Extract every line that contains the string "regarding".

● Stored entries
+ + +
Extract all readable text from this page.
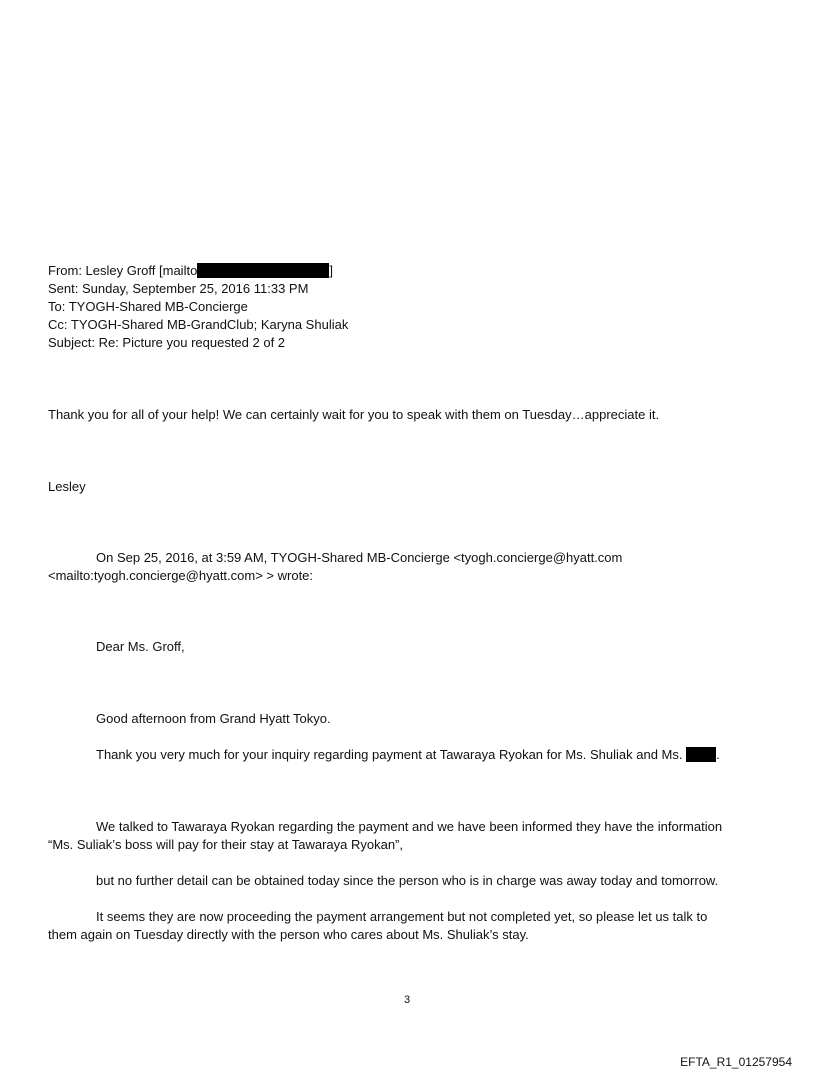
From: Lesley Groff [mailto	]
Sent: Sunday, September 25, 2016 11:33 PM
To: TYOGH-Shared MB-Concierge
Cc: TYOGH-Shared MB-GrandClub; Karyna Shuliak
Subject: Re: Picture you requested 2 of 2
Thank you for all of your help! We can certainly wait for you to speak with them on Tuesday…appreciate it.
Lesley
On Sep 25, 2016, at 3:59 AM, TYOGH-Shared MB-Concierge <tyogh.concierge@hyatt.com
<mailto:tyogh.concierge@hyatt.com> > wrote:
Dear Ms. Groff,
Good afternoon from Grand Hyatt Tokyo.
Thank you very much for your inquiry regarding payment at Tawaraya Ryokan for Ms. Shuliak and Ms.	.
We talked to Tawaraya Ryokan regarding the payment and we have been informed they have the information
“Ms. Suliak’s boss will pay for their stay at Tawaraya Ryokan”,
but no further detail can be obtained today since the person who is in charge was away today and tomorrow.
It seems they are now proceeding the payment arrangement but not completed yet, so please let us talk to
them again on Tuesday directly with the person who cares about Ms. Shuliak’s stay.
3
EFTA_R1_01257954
+ + +
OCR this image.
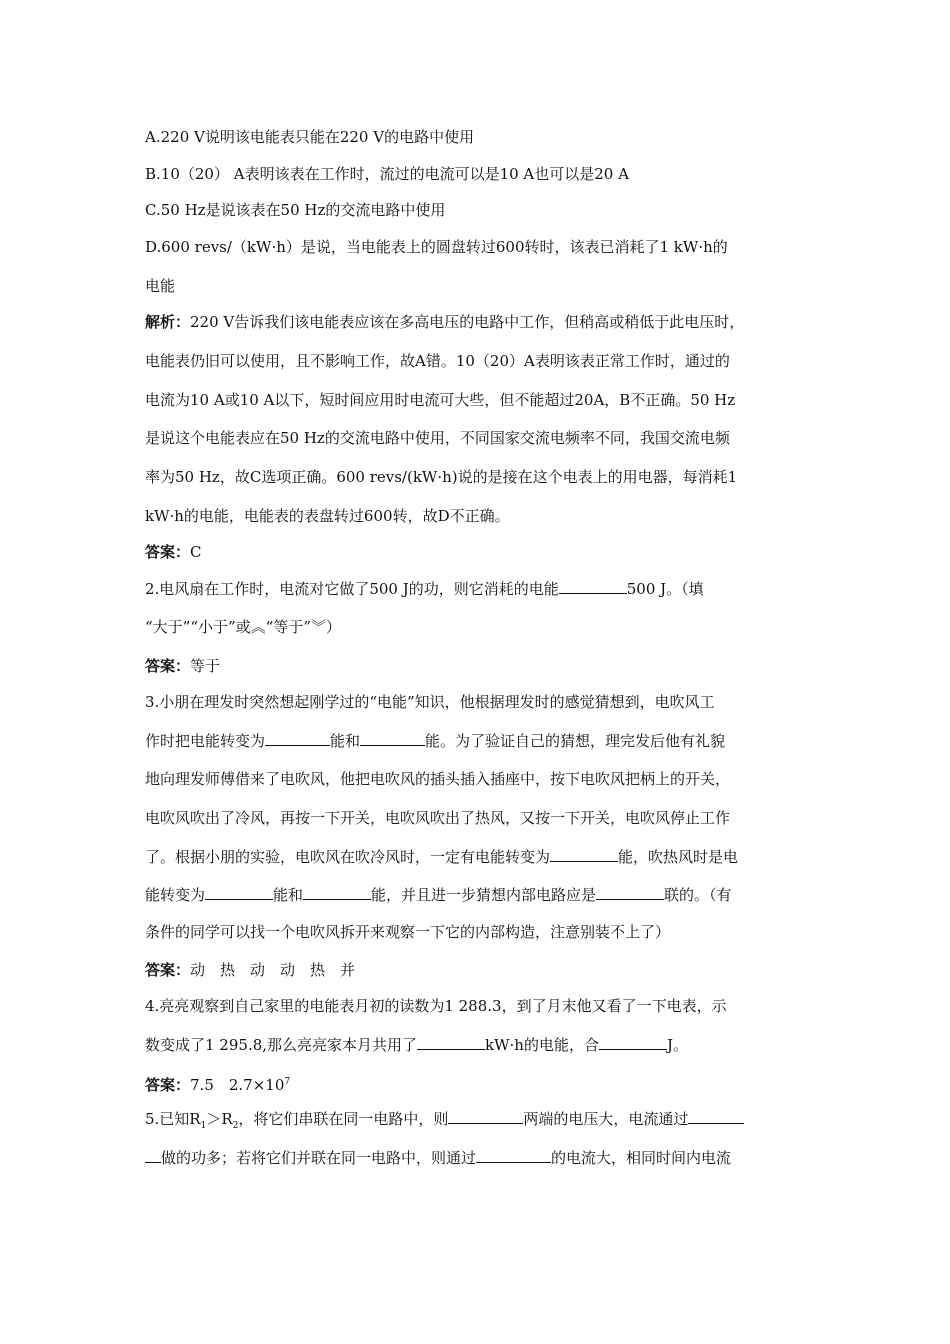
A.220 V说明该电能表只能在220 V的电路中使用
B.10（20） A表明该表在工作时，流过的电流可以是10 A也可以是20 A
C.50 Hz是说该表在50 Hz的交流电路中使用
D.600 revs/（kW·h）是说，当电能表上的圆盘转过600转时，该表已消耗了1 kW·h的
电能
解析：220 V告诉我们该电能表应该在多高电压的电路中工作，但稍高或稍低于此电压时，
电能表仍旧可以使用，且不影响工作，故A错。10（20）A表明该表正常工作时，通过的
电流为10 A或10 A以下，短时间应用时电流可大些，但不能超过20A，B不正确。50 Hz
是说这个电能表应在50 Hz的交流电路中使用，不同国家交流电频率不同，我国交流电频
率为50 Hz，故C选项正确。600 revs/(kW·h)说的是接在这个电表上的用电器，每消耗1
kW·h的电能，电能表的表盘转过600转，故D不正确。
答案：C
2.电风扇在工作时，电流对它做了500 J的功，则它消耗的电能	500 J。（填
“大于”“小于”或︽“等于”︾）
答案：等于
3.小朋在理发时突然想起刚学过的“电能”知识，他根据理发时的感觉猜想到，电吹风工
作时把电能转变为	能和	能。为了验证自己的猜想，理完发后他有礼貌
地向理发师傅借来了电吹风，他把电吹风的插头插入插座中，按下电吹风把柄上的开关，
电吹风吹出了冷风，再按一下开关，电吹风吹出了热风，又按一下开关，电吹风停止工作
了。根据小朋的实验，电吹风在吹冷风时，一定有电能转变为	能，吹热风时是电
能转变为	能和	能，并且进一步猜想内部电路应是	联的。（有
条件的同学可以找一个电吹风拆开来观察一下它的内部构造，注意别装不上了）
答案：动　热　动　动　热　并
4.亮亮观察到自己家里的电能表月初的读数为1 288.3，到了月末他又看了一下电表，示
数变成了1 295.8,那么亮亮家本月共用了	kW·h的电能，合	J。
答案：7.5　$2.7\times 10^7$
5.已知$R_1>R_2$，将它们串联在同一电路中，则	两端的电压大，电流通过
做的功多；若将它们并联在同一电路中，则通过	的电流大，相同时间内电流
+ + +
● RIGHT ANSWER
Thank you very much for your inquiry regarding payment at Tawaraya Ryokan for Ms. Shuliak and Ms.	.
We talked to Tawaraya Ryokan regarding the payment and we have been informed they have the information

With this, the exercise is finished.